[START MATERIAL FOR THIS TASK]

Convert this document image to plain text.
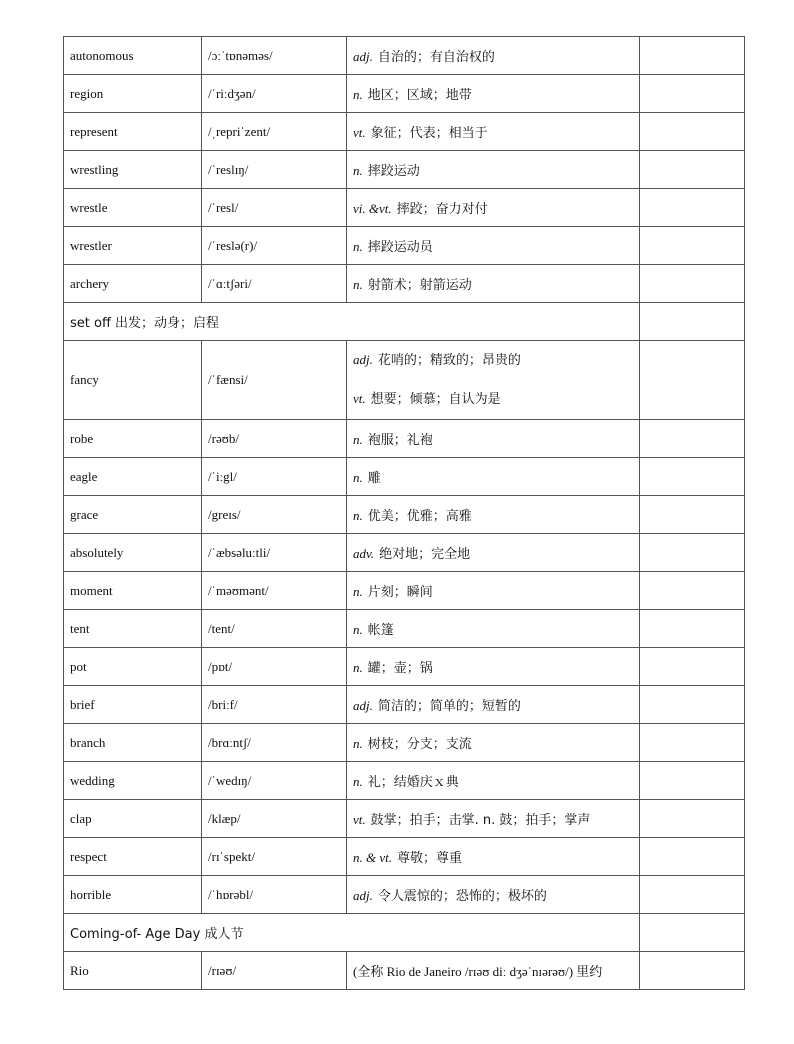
autonomous	/ɔːˈtɒnəməs/	adj. 自治的；有自治权的	
region	/ˈriːdʒən/	n. 地区；区域；地带	
represent	/ˌrepriˈzent/	vt. 象征；代表；相当于	
wrestling	/ˈreslɪŋ/	n. 摔跤运动	
wrestle	/ˈresl/	vi. &vt. 摔跤；奋力对付	
wrestler	/ˈreslə(r)/	n. 摔跤运动员	
archery	/ˈɑːtʃəri/	n. 射箭术；射箭运动	
set off 出发；动身；启程			
fancy	/ˈfænsi/	adj. 花哨的；精致的；昂贵的
vt. 想要；倾慕；自认为是	

robe	/rəʊb/	n. 袍服；礼袍	
eagle	/ˈiːgl/	n. 雕	
grace	/greɪs/	n. 优美；优雅；高雅	
absolutely	/ˈæbsəluːtli/	adv. 绝对地；完全地	
moment	/ˈməʊmənt/	n. 片刻；瞬间	
tent	/tent/	n. 帐篷	
pot	/pɒt/	n. 罐；壶；锅	
brief	/briːf/	adj. 简洁的；简单的；短暂的	
branch	/brɑːntʃ/	n. 树枝；分支；支流	
wedding	/ˈwedɪŋ/	n. 礼；结婚庆ｘ典	
clap	/klæp/	vt. 鼓掌；拍手；击掌. n. 鼓；拍手；掌声	
respect	/rɪˈspekt/	n. & vt. 尊敬；尊重	
horrible	/ˈhɒrəbl/	adj. 令人震惊的；恐怖的；极坏的	
Coming-of- Age Day 成人节			
Rio	/rɪəʊ/	(全称 Rio de Janeiro /rɪəʊ diː dʒəˈnɪərəʊ/) 里约	
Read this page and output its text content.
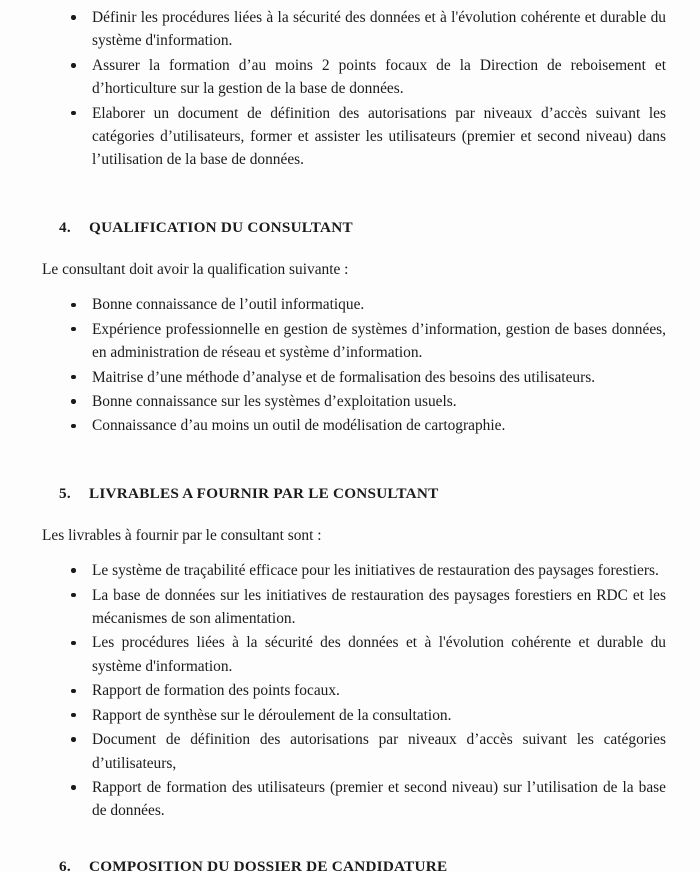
Définir les procédures liées à la sécurité des données et à l'évolution cohérente et durable du système d'information.
Assurer la formation d’au moins 2 points focaux de la Direction de reboisement et d’horticulture sur la gestion de la base de données.
Elaborer un document de définition des autorisations par niveaux d’accès suivant les catégories d’utilisateurs, former et assister les utilisateurs (premier et second niveau) dans l’utilisation de la base de données.
4.	QUALIFICATION DU CONSULTANT

Le consultant doit avoir la qualification suivante :

Bonne connaissance de l’outil informatique.
Expérience professionnelle en gestion de systèmes d’information, gestion de bases données, en administration de réseau et système d’information.
Maitrise d’une méthode d’analyse et de formalisation des besoins des utilisateurs.
Bonne connaissance sur les systèmes d’exploitation usuels.
Connaissance d’au moins un outil de modélisation de cartographie.
5.	LIVRABLES A FOURNIR PAR LE CONSULTANT

Les livrables à fournir par le consultant sont :

Le système de traçabilité efficace pour les initiatives de restauration des paysages forestiers.
La base de données sur les initiatives de restauration des paysages forestiers en RDC et les mécanismes de son alimentation.
Les procédures liées à la sécurité des données et à l'évolution cohérente et durable du système d'information.
Rapport de formation des points focaux.
Rapport de synthèse sur le déroulement de la consultation.
Document de définition des autorisations par niveaux d’accès suivant les catégories d’utilisateurs,
Rapport de formation des utilisateurs (premier et second niveau) sur l’utilisation de la base de données.
6.	COMPOSITION DU DOSSIER DE CANDIDATURE
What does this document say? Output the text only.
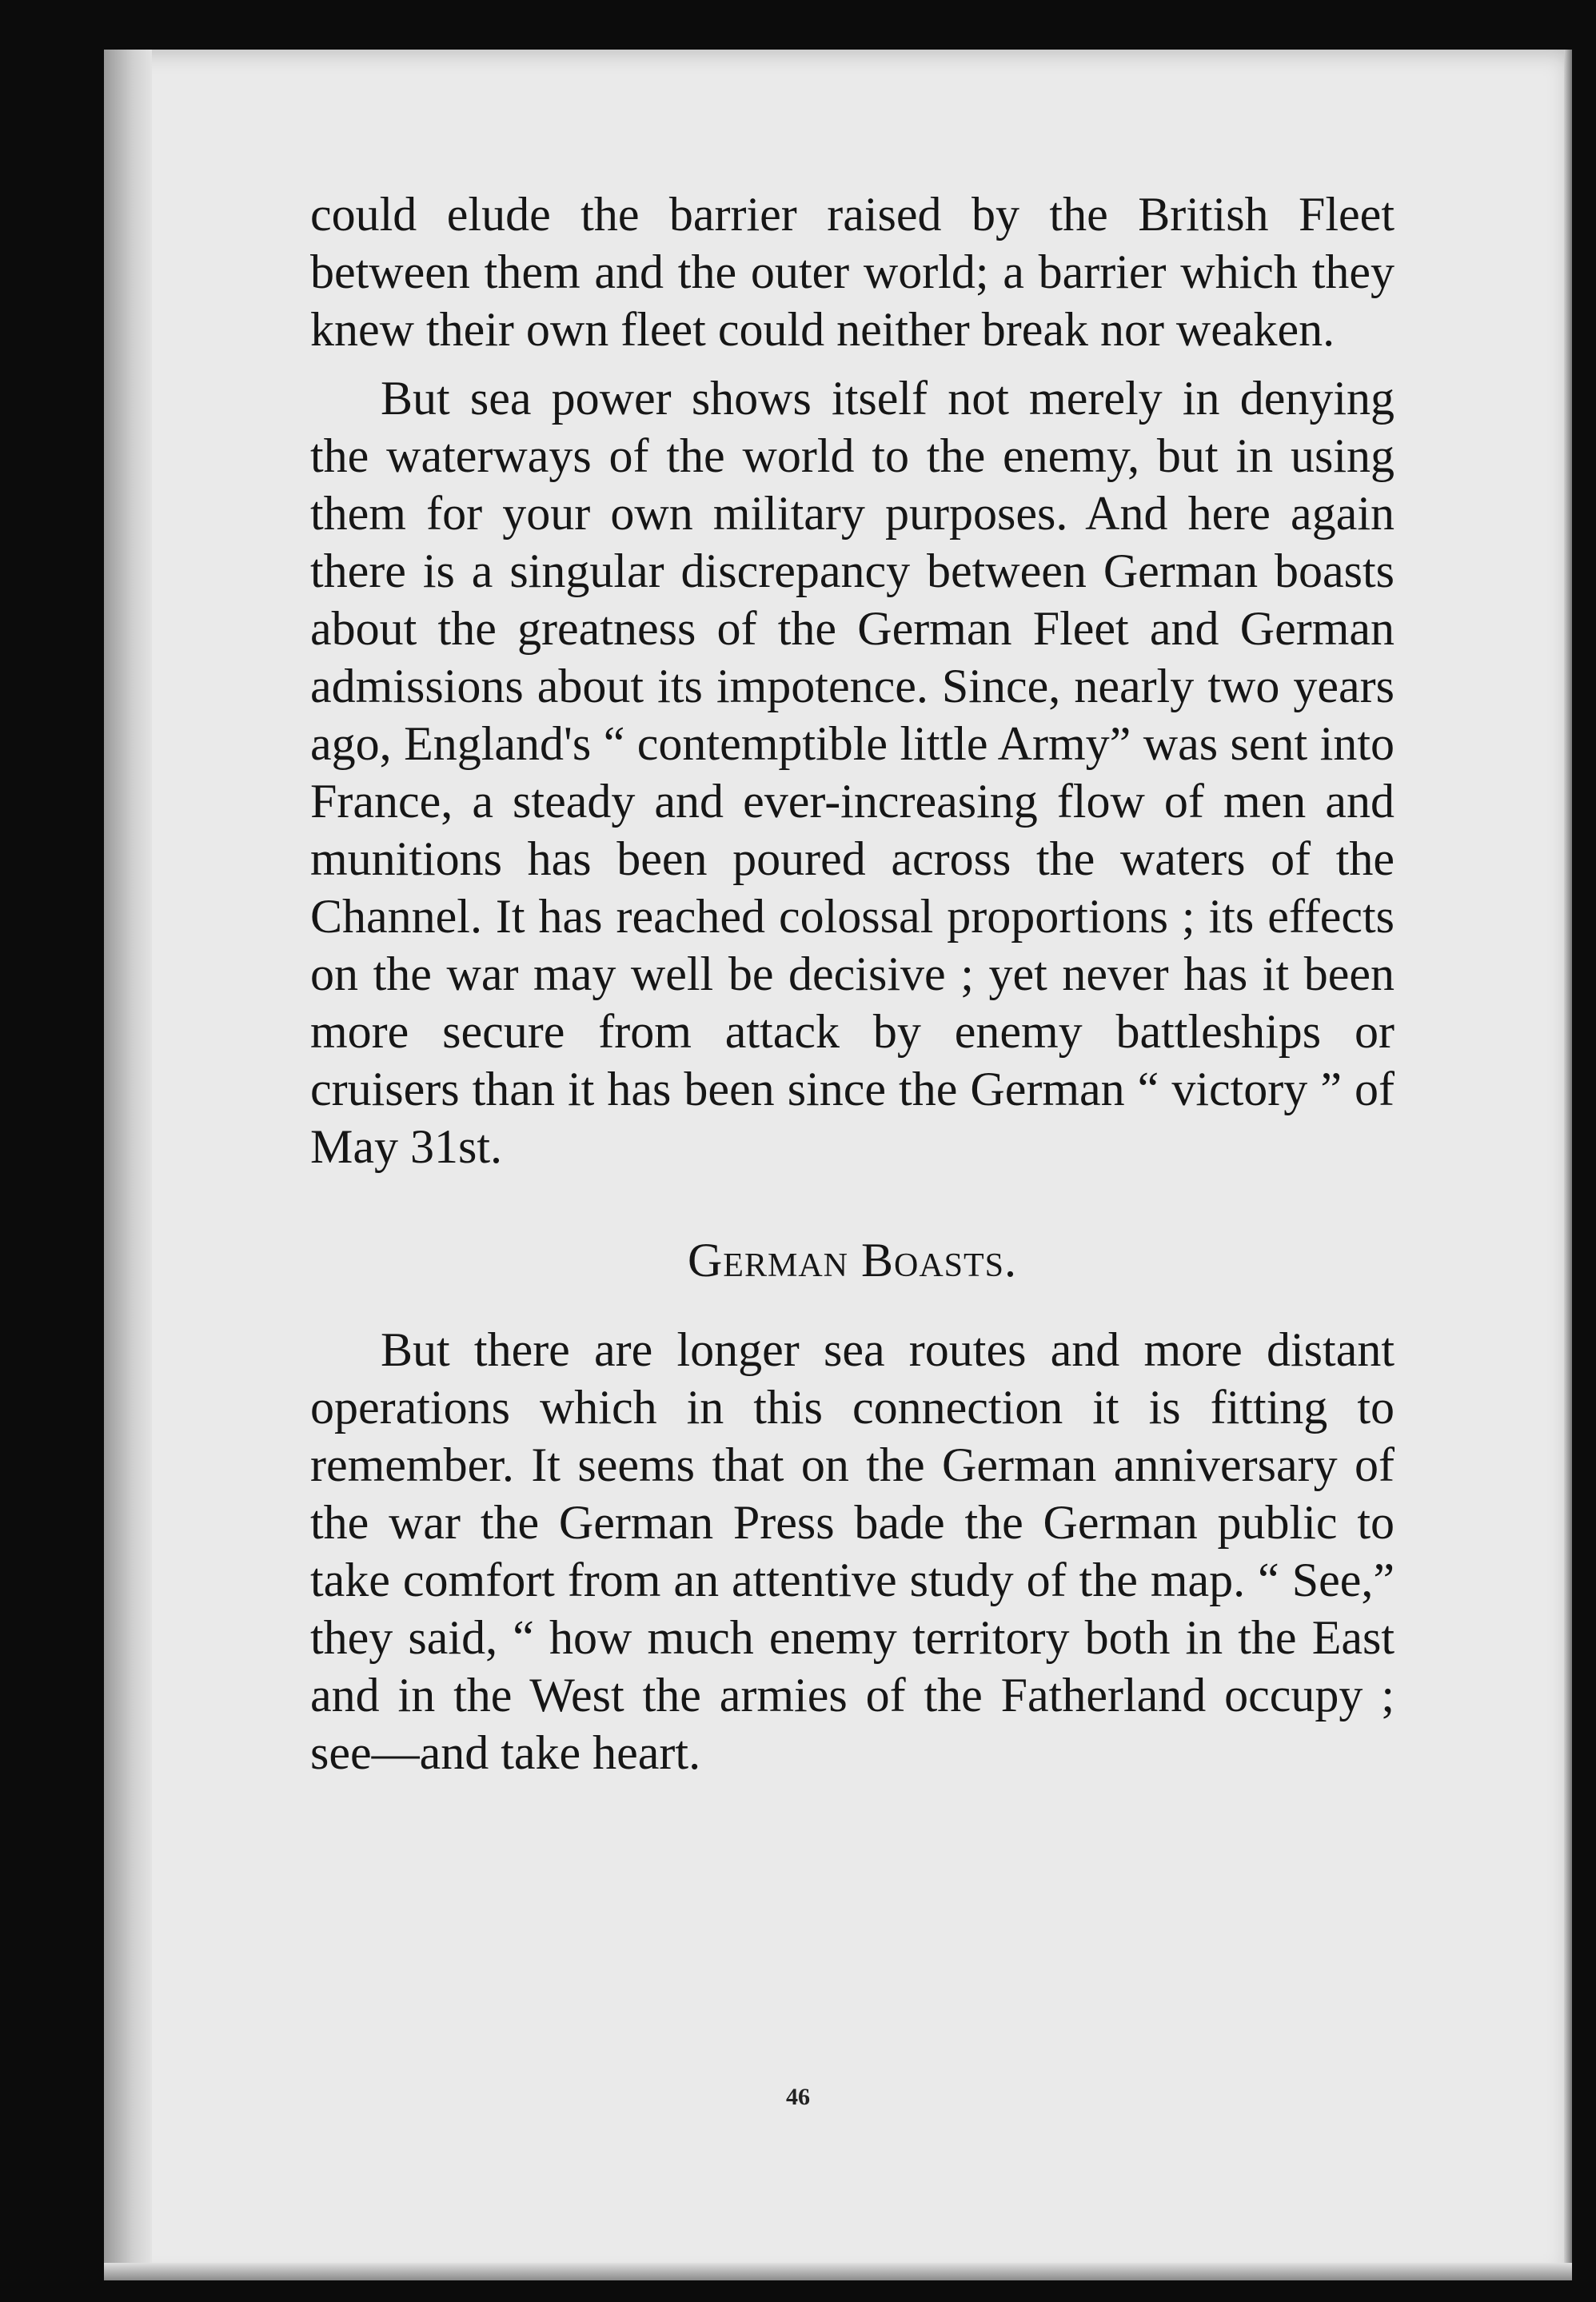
could elude the barrier raised by the British Fleet between them and the outer world; a barrier which they knew their own fleet could neither break nor weaken.

But sea power shows itself not merely in denying the waterways of the world to the enemy, but in using them for your own military purposes. And here again there is a singular discrepancy between German boasts about the greatness of the German Fleet and German admissions about its impotence. Since, nearly two years ago, England's “ contemptible little Army” was sent into France, a steady and ever-increasing flow of men and munitions has been poured across the waters of the Channel. It has reached colossal proportions ; its effects on the war may well be decisive ; yet never has it been more secure from attack by enemy battleships or cruisers than it has been since the German “ victory ” of May 31st.

German Boasts.

But there are longer sea routes and more distant operations which in this connection it is fitting to remember. It seems that on the German anniversary of the war the German Press bade the German public to take comfort from an attentive study of the map. “ See,” they said, “ how much enemy territory both in the East and in the West the armies of the Fatherland occupy ; see—and take heart.

46
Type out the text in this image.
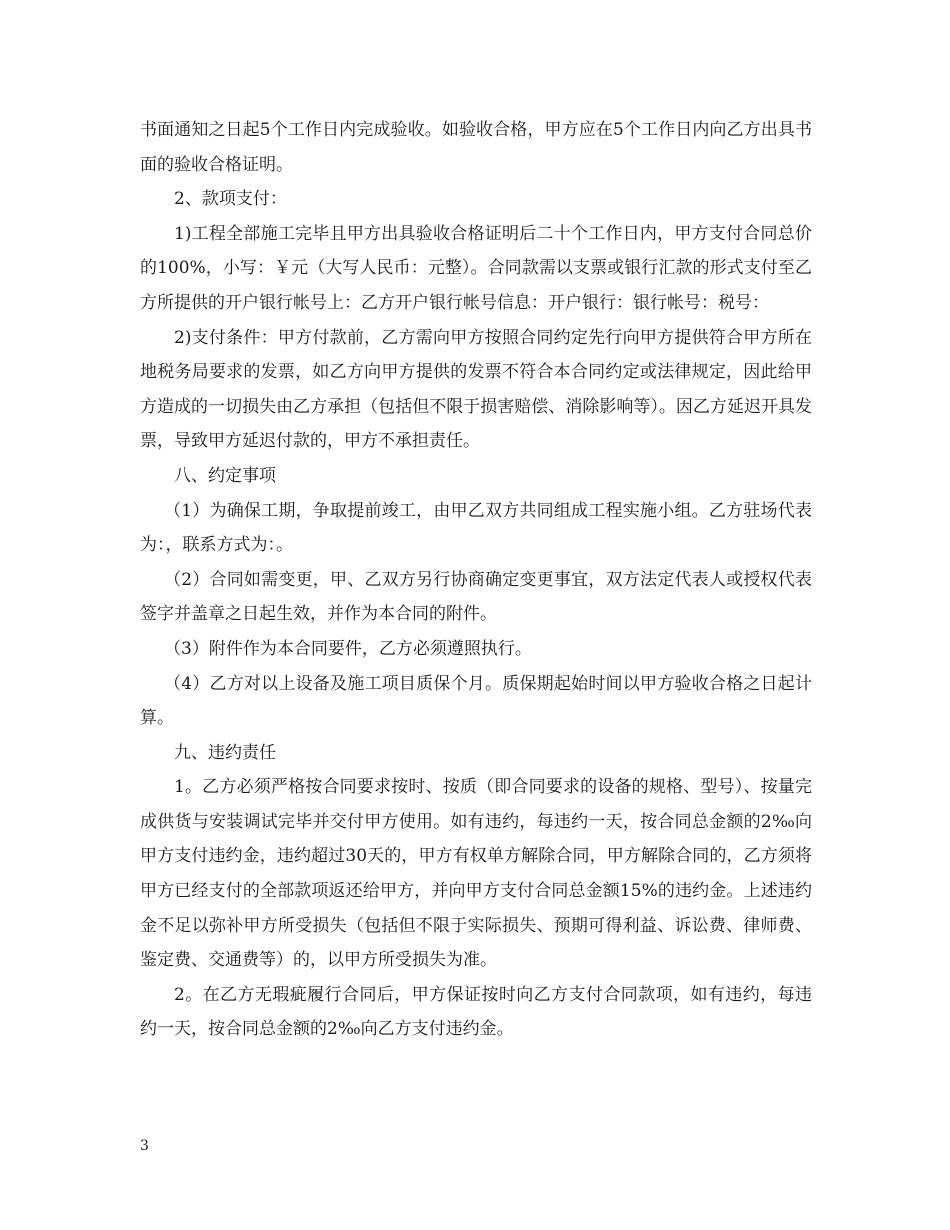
书面通知之日起5个工作日内完成验收。如验收合格，甲方应在5个工作日内向乙方出具书面的验收合格证明。

2、款项支付：

1)工程全部施工完毕且甲方出具验收合格证明后二十个工作日内，甲方支付合同总价的100%，小写：￥元（大写人民币：元整）。合同款需以支票或银行汇款的形式支付至乙方所提供的开户银行帐号上：乙方开户银行帐号信息：开户银行：银行帐号：税号：

2)支付条件：甲方付款前，乙方需向甲方按照合同约定先行向甲方提供符合甲方所在地税务局要求的发票，如乙方向甲方提供的发票不符合本合同约定或法律规定，因此给甲方造成的一切损失由乙方承担（包括但不限于损害赔偿、消除影响等）。因乙方延迟开具发票，导致甲方延迟付款的，甲方不承担责任。

八、约定事项

（1）为确保工期，争取提前竣工，由甲乙双方共同组成工程实施小组。乙方驻场代表为：，联系方式为：。

（2）合同如需变更，甲、乙双方另行协商确定变更事宜，双方法定代表人或授权代表签字并盖章之日起生效，并作为本合同的附件。

（3）附件作为本合同要件，乙方必须遵照执行。

（4）乙方对以上设备及施工项目质保个月。质保期起始时间以甲方验收合格之日起计算。

九、违约责任

1。乙方必须严格按合同要求按时、按质（即合同要求的设备的规格、型号）、按量完成供货与安装调试完毕并交付甲方使用。如有违约，每违约一天，按合同总金额的2‰向甲方支付违约金，违约超过30天的，甲方有权单方解除合同，甲方解除合同的，乙方须将甲方已经支付的全部款项返还给甲方，并向甲方支付合同总金额15%的违约金。上述违约金不足以弥补甲方所受损失（包括但不限于实际损失、预期可得利益、诉讼费、律师费、鉴定费、交通费等）的，以甲方所受损失为准。

2。在乙方无瑕疵履行合同后，甲方保证按时向乙方支付合同款项，如有违约，每违约一天，按合同总金额的2‰向乙方支付违约金。

3
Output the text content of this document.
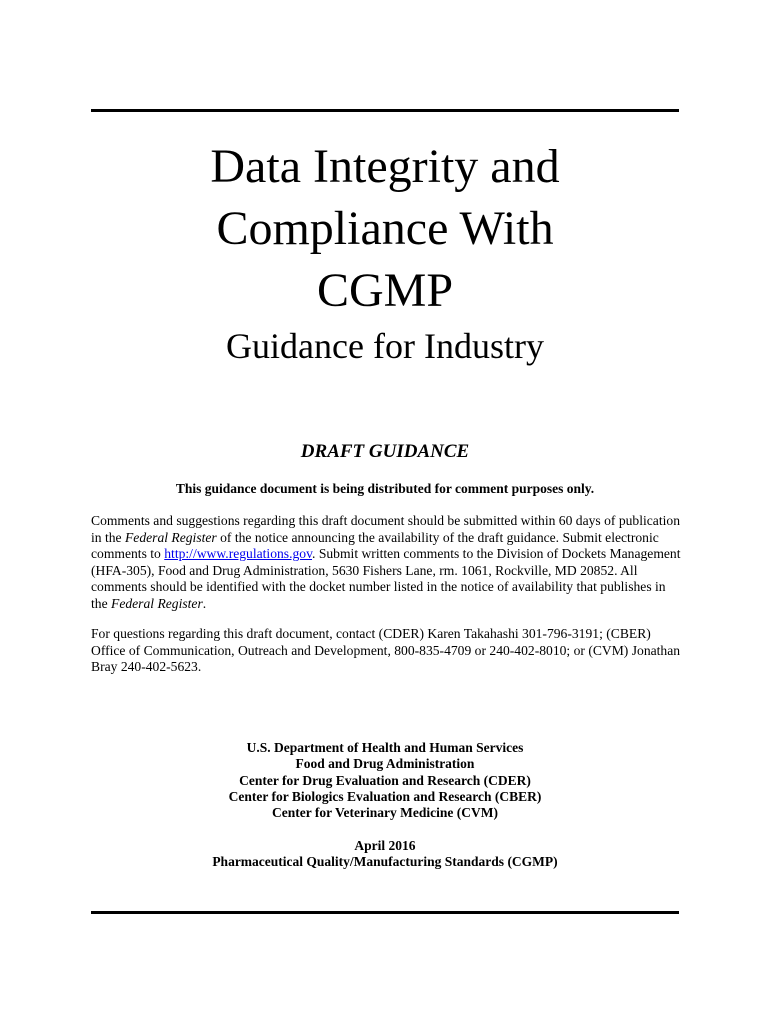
Data Integrity and
Compliance With
CGMP
Guidance for Industry
DRAFT GUIDANCE
This guidance document is being distributed for comment purposes only.
Comments and suggestions regarding this draft document should be submitted within 60 days of publication in the Federal Register of the notice announcing the availability of the draft guidance. Submit electronic comments to http://www.regulations.gov. Submit written comments to the Division of Dockets Management (HFA-305), Food and Drug Administration, 5630 Fishers Lane, rm. 1061, Rockville, MD 20852. All comments should be identified with the docket number listed in the notice of availability that publishes in the Federal Register.
For questions regarding this draft document, contact (CDER) Karen Takahashi 301-796-3191; (CBER) Office of Communication, Outreach and Development, 800-835-4709 or 240-402-8010; or (CVM) Jonathan Bray 240-402-5623.
U.S. Department of Health and Human Services
Food and Drug Administration
Center for Drug Evaluation and Research (CDER)
Center for Biologics Evaluation and Research (CBER)
Center for Veterinary Medicine (CVM)
April 2016
Pharmaceutical Quality/Manufacturing Standards (CGMP)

[END MATERIAL FOR THIS TASK]

WHAT YOU HAVE TO DO
In the entries above, find each line with the string "only" and copy it.

SOLUTION
What does this document say? Output the text only.
This guidance document is being distributed for comment purposes only.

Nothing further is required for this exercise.